[Dataset records]
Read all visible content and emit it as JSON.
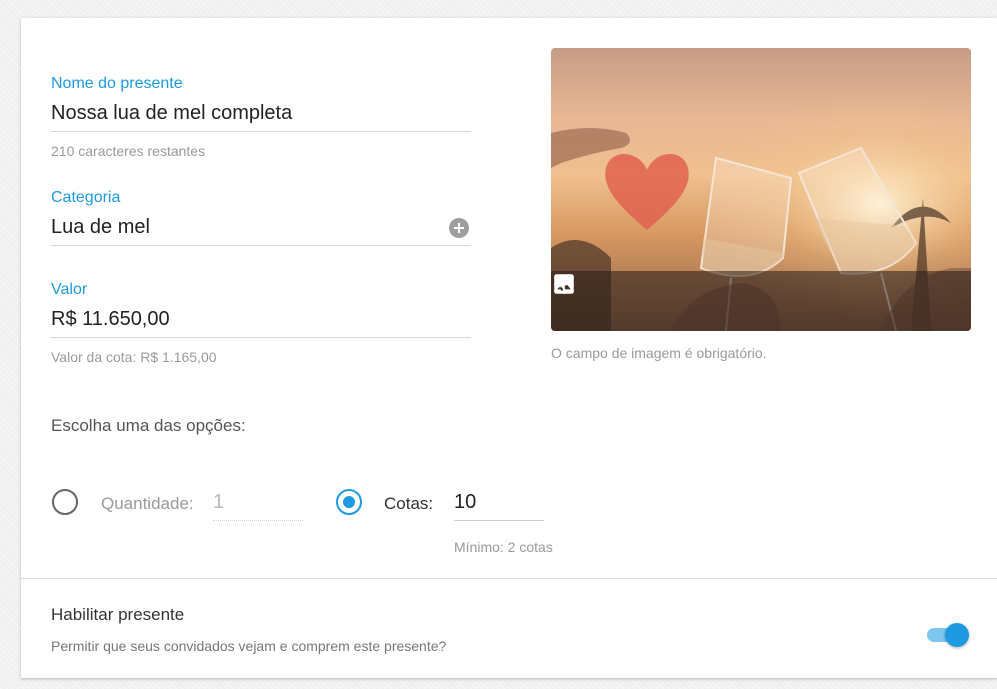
{
  "form": {
    "name_label": "Nome do presente",
    "name_value": "Nossa lua de mel completa",
    "name_help": "210 caracteres restantes",
    "category_label": "Categoria",
    "category_value": "Lua de mel",
    "value_label": "Valor",
    "value_value": "R$ 11.650,00",
    "value_help": "Valor da cota: R$ 1.165,00"
  },
  "image": {
    "help": "O campo de imagem é obrigatório.",
    "icons": [
      "tune-icon",
      "image-icon"
    ]
  },
  "options": {
    "title": "Escolha uma das opções:",
    "quantity_label": "Quantidade:",
    "quantity_value": "1",
    "quantity_checked": false,
    "shares_label": "Cotas:",
    "shares_value": "10",
    "shares_checked": true,
    "shares_help": "Mínimo: 2 cotas"
  },
  "enable": {
    "title": "Habilitar presente",
    "help": "Permitir que seus convidados vejam e comprem este presente?",
    "on": true
  },
  "colors": {
    "accent": "#1e9ae0",
    "toggle_track": "#7cc6f0",
    "muted_text": "#9a9a9a"
  }
}
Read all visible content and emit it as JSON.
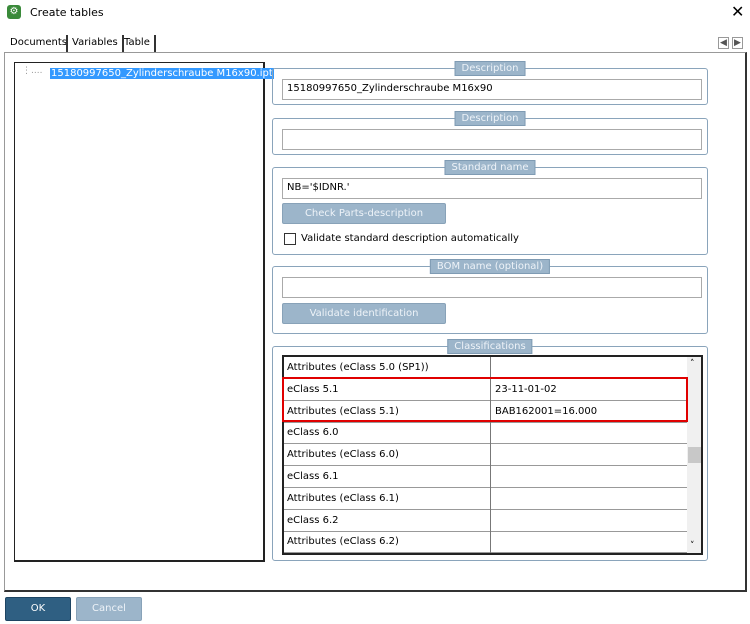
{
  "window": {
    "title": "Create tables",
    "icon": "app-gear-icon",
    "close": "✕"
  },
  "tabs": [
    {
      "label": "Documents"
    },
    {
      "label": "Variables"
    },
    {
      "label": "Table"
    }
  ],
  "nav": {
    "prev": "◀",
    "next": "▶"
  },
  "tree": {
    "item": "15180997650_Zylinderschraube M16x90.ipt",
    "connector": "⋮...."
  },
  "groups": {
    "desc1": {
      "legend": "Description",
      "value": "15180997650_Zylinderschraube M16x90"
    },
    "desc2": {
      "legend": "Description",
      "value": ""
    },
    "standard": {
      "legend": "Standard name",
      "value": "NB='$IDNR.'",
      "button": "Check Parts-description",
      "checkbox_label": "Validate standard description automatically",
      "checked": false
    },
    "bom": {
      "legend": "BOM name (optional)",
      "value": "",
      "button": "Validate identification"
    },
    "classifications": {
      "legend": "Classifications",
      "rows": [
        [
          "Attributes (eClass 5.0 (SP1))",
          ""
        ],
        [
          "eClass 5.1",
          "23-11-01-02"
        ],
        [
          "Attributes (eClass 5.1)",
          "BAB162001=16.000"
        ],
        [
          "eClass 6.0",
          ""
        ],
        [
          "Attributes (eClass 6.0)",
          ""
        ],
        [
          "eClass 6.1",
          ""
        ],
        [
          "Attributes (eClass 6.1)",
          ""
        ],
        [
          "eClass 6.2",
          ""
        ],
        [
          "Attributes (eClass 6.2)",
          ""
        ]
      ],
      "highlight_color": "#e00000"
    }
  },
  "footer": {
    "ok": "OK",
    "cancel": "Cancel"
  },
  "colors": {
    "accent": "#2f5f82",
    "disabled": "#9cb5ca",
    "selection": "#3399ff"
  }
}
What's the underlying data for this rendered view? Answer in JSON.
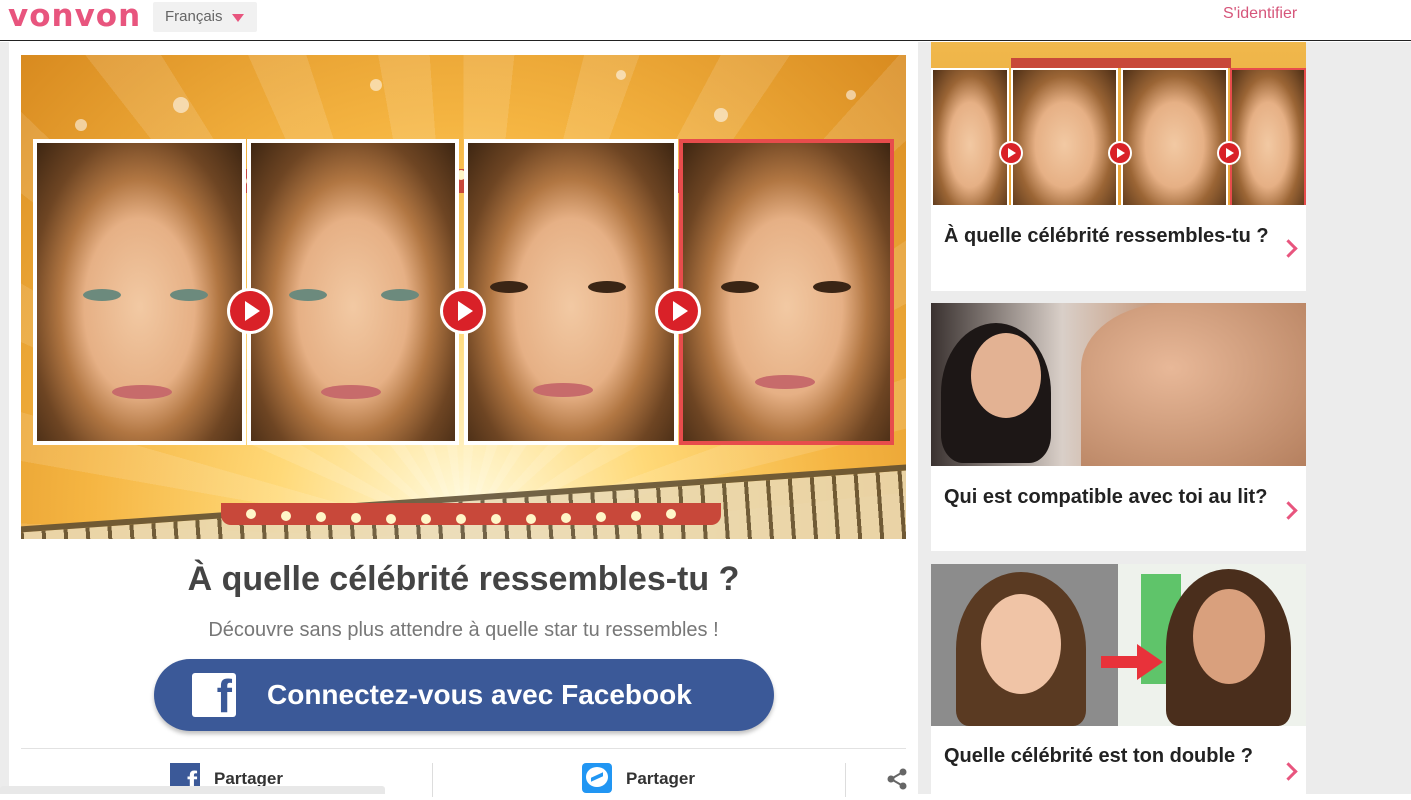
{
  "header": {
    "logo": "vonvon",
    "language": "Français",
    "login": "S'identifier"
  },
  "quiz": {
    "title": "À quelle célébrité ressembles-tu ?",
    "subtitle": "Découvre sans plus attendre à quelle star tu ressembles !",
    "facebook_button": "Connectez-vous avec Facebook"
  },
  "share": {
    "facebook_label": "Partager",
    "messenger_label": "Partager"
  },
  "sidebar": {
    "cards": [
      {
        "title": "À quelle célébrité ressembles-tu ?"
      },
      {
        "title": "Qui est compatible avec toi au lit?"
      },
      {
        "title": "Quelle célébrité est ton double ?"
      }
    ]
  },
  "colors": {
    "brand_pink": "#e8557e",
    "facebook_blue": "#3b5998",
    "messenger_blue": "#2196f3",
    "play_red": "#d92128"
  }
}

**What you need to do**
Your task is to return the entries above exactly, with no pictures.

**Correct response**
Read all visible content and emit it as JSON.
{
  "form": {
    "name_label": "Nome do presente",
    "name_value": "Nossa lua de mel completa",
    "name_help": "210 caracteres restantes",
    "category_label": "Categoria",
    "category_value": "Lua de mel",
    "value_label": "Valor",
    "value_value": "R$ 11.650,00",
    "value_help": "Valor da cota: R$ 1.165,00"
  },
  "image": {
    "help": "O campo de imagem é obrigatório.",
    "icons": [
      "tune-icon",
      "image-icon"
    ]
  },
  "options": {
    "title": "Escolha uma das opções:",
    "quantity_label": "Quantidade:",
    "quantity_value": "1",
    "quantity_checked": false,
    "shares_label": "Cotas:",
    "shares_value": "10",
    "shares_checked": true,
    "shares_help": "Mínimo: 2 cotas"
  },
  "enable": {
    "title": "Habilitar presente",
    "help": "Permitir que seus convidados vejam e comprem este presente?",
    "on": true
  },
  "colors": {
    "accent": "#1e9ae0",
    "toggle_track": "#7cc6f0",
    "muted_text": "#9a9a9a"
  }
}
Read all visible content and emit it as JSON.
{
  "window": {
    "title": "Create tables",
    "icon": "app-gear-icon",
    "close": "✕"
  },
  "tabs": [
    {
      "label": "Documents"
    },
    {
      "label": "Variables"
    },
    {
      "label": "Table"
    }
  ],
  "nav": {
    "prev": "◀",
    "next": "▶"
  },
  "tree": {
    "item": "15180997650_Zylinderschraube M16x90.ipt",
    "connector": "⋮...."
  },
  "groups": {
    "desc1": {
      "legend": "Description",
      "value": "15180997650_Zylinderschraube M16x90"
    },
    "desc2": {
      "legend": "Description",
      "value": ""
    },
    "standard": {
      "legend": "Standard name",
      "value": "NB='$IDNR.'",
      "button": "Check Parts-description",
      "checkbox_label": "Validate standard description automatically",
      "checked": false
    },
    "bom": {
      "legend": "BOM name (optional)",
      "value": "",
      "button": "Validate identification"
    },
    "classifications": {
      "legend": "Classifications",
      "rows": [
        [
          "Attributes (eClass 5.0 (SP1))",
          ""
        ],
        [
          "eClass 5.1",
          "23-11-01-02"
        ],
        [
          "Attributes (eClass 5.1)",
          "BAB162001=16.000"
        ],
        [
          "eClass 6.0",
          ""
        ],
        [
          "Attributes (eClass 6.0)",
          ""
        ],
        [
          "eClass 6.1",
          ""
        ],
        [
          "Attributes (eClass 6.1)",
          ""
        ],
        [
          "eClass 6.2",
          ""
        ],
        [
          "Attributes (eClass 6.2)",
          ""
        ]
      ],
      "highlight_color": "#e00000"
    }
  },
  "footer": {
    "ok": "OK",
    "cancel": "Cancel"
  },
  "colors": {
    "accent": "#2f5f82",
    "disabled": "#9cb5ca",
    "selection": "#3399ff"
  }
}
What's the underlying data for this rendered view? Answer in JSON.
{
  "header": {
    "logo": "vonvon",
    "language": "Français",
    "login": "S'identifier"
  },
  "quiz": {
    "title": "À quelle célébrité ressembles-tu ?",
    "subtitle": "Découvre sans plus attendre à quelle star tu ressembles !",
    "facebook_button": "Connectez-vous avec Facebook"
  },
  "share": {
    "facebook_label": "Partager",
    "messenger_label": "Partager"
  },
  "sidebar": {
    "cards": [
      {
        "title": "À quelle célébrité ressembles-tu ?"
      },
      {
        "title": "Qui est compatible avec toi au lit?"
      },
      {
        "title": "Quelle célébrité est ton double ?"
      }
    ]
  },
  "colors": {
    "brand_pink": "#e8557e",
    "facebook_blue": "#3b5998",
    "messenger_blue": "#2196f3",
    "play_red": "#d92128"
  }
}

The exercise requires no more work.